- _STATED PROBLEM_
Copy every line of the data that contains the string "Probes".

- _ENTRIES PROVIDED_
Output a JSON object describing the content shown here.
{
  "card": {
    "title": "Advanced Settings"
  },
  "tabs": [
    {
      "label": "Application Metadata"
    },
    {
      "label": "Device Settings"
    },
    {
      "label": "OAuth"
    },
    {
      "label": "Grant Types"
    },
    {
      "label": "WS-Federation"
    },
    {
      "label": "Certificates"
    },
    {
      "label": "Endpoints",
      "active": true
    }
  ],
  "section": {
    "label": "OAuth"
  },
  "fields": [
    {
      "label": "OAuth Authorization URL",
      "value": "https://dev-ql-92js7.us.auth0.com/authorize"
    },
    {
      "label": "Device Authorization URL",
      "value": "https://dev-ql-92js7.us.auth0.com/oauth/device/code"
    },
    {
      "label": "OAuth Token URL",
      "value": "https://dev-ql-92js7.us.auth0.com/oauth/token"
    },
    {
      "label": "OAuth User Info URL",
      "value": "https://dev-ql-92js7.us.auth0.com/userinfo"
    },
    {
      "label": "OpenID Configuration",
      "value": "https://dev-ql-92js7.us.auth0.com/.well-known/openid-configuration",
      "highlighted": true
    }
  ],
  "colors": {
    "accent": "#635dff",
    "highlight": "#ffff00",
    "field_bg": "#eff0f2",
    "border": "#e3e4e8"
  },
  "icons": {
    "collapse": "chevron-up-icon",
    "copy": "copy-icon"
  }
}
...
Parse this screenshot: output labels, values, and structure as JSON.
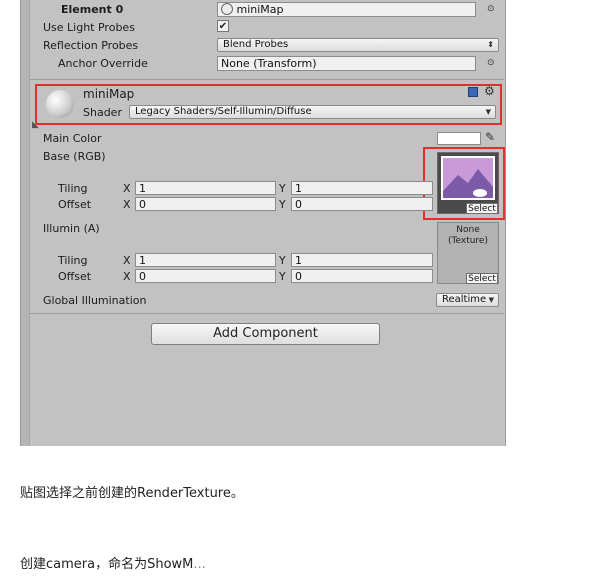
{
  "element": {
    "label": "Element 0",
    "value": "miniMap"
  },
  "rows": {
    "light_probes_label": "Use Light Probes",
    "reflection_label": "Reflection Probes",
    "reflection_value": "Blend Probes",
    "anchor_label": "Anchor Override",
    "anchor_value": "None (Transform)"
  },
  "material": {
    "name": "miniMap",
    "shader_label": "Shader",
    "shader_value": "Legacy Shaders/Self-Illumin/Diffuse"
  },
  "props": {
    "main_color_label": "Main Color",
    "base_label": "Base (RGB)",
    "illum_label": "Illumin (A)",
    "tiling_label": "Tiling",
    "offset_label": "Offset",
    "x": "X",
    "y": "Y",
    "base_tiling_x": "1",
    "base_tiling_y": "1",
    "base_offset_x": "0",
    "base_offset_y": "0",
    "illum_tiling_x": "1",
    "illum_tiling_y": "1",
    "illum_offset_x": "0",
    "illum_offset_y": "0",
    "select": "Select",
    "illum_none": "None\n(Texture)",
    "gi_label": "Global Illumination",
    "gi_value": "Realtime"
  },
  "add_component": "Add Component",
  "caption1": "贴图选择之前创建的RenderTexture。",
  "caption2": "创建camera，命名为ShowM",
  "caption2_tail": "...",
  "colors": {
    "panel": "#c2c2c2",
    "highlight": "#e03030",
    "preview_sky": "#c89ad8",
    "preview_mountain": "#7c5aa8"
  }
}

- _RESULT_
    "light_probes_label": "Use Light Probes",
    "reflection_label": "Reflection Probes",
    "reflection_value": "Blend Probes",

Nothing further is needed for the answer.